====== Dataset extract
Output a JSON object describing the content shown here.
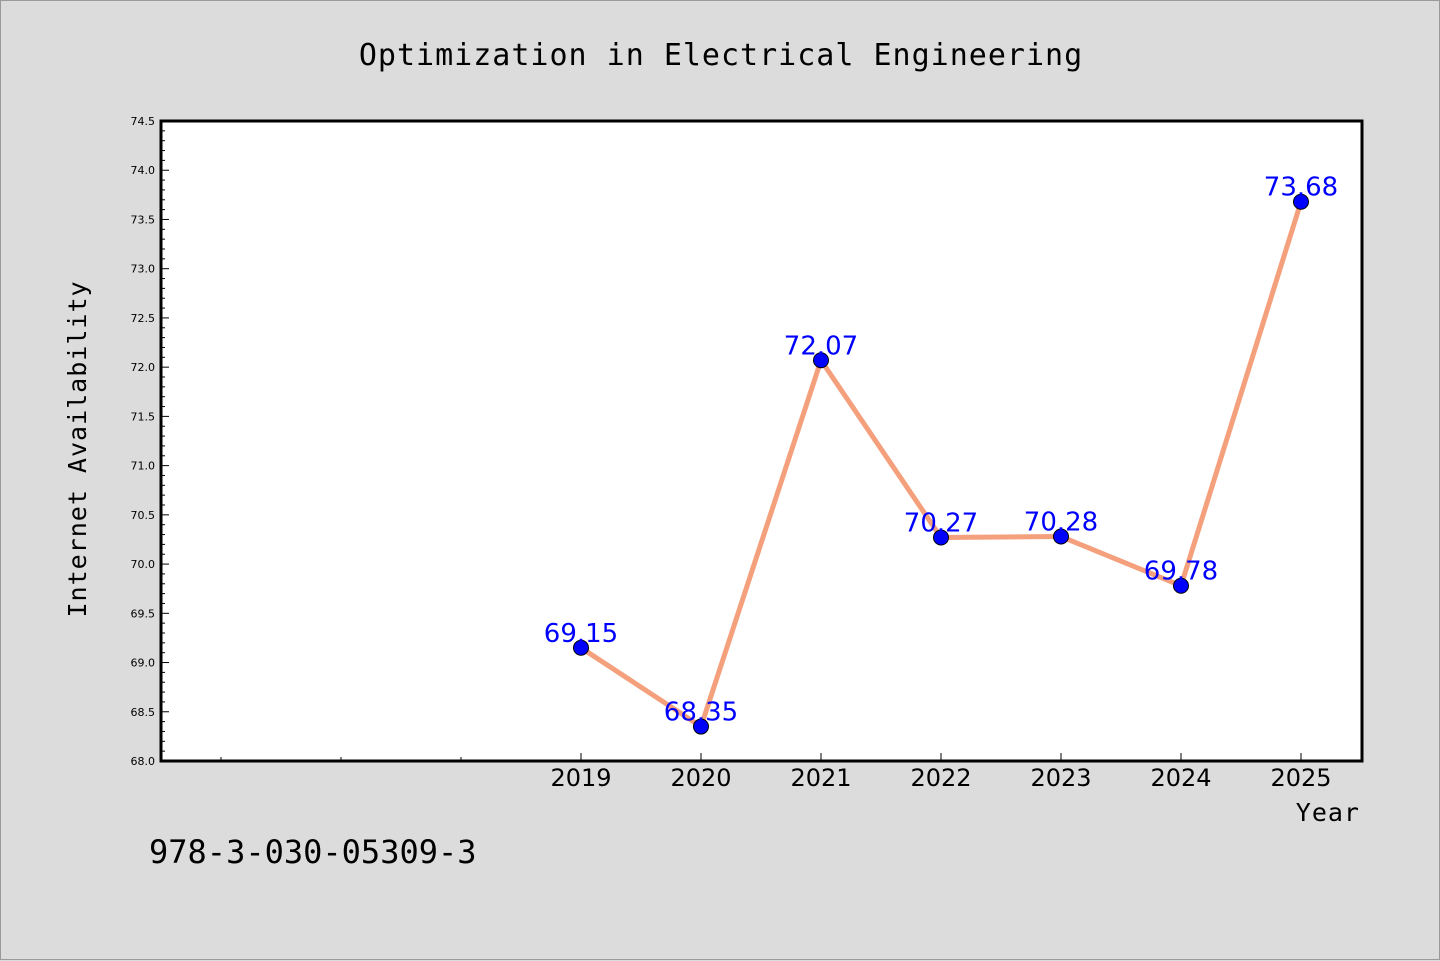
{
  "chart_data": {
    "type": "line",
    "title": "Optimization in Electrical Engineering",
    "xlabel": "Year",
    "ylabel": "Internet Availability",
    "ylim": [
      68.0,
      74.5
    ],
    "yticks": [
      "68.0",
      "68.5",
      "69.0",
      "69.5",
      "70.0",
      "70.5",
      "71.0",
      "71.5",
      "72.0",
      "72.5",
      "73.0",
      "73.5",
      "74.0",
      "74.5"
    ],
    "x": [
      "2019",
      "2020",
      "2021",
      "2022",
      "2023",
      "2024",
      "2025"
    ],
    "series": [
      {
        "values": [
          69.15,
          68.35,
          72.07,
          70.27,
          70.28,
          69.78,
          73.68
        ],
        "labels": [
          "69.15",
          "68.35",
          "72.07",
          "70.27",
          "70.28",
          "69.78",
          "73.68"
        ]
      }
    ],
    "grid": false,
    "colors": {
      "line": "#f4a07c",
      "marker": "#0000ff",
      "label": "#0000ff",
      "background": "#dcdcdc",
      "plot": "#ffffff"
    }
  },
  "footer": {
    "isbn": "978-3-030-05309-3"
  }
}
============
Restate each entry word for word, please, but drop any images it holds.

Output a JSON object describing the content shown here.
{
  "chart_data": {
    "type": "line",
    "title": "Optimization in Electrical Engineering",
    "xlabel": "Year",
    "ylabel": "Internet Availability",
    "ylim": [
      68.0,
      74.5
    ],
    "yticks": [
      "68.0",
      "68.5",
      "69.0",
      "69.5",
      "70.0",
      "70.5",
      "71.0",
      "71.5",
      "72.0",
      "72.5",
      "73.0",
      "73.5",
      "74.0",
      "74.5"
    ],
    "x": [
      "2019",
      "2020",
      "2021",
      "2022",
      "2023",
      "2024",
      "2025"
    ],
    "series": [
      {
        "values": [
          69.15,
          68.35,
          72.07,
          70.27,
          70.28,
          69.78,
          73.68
        ],
        "labels": [
          "69.15",
          "68.35",
          "72.07",
          "70.27",
          "70.28",
          "69.78",
          "73.68"
        ]
      }
    ],
    "grid": false,
    "colors": {
      "line": "#f4a07c",
      "marker": "#0000ff",
      "label": "#0000ff",
      "background": "#dcdcdc",
      "plot": "#ffffff"
    }
  },
  "footer": {
    "isbn": "978-3-030-05309-3"
  }
}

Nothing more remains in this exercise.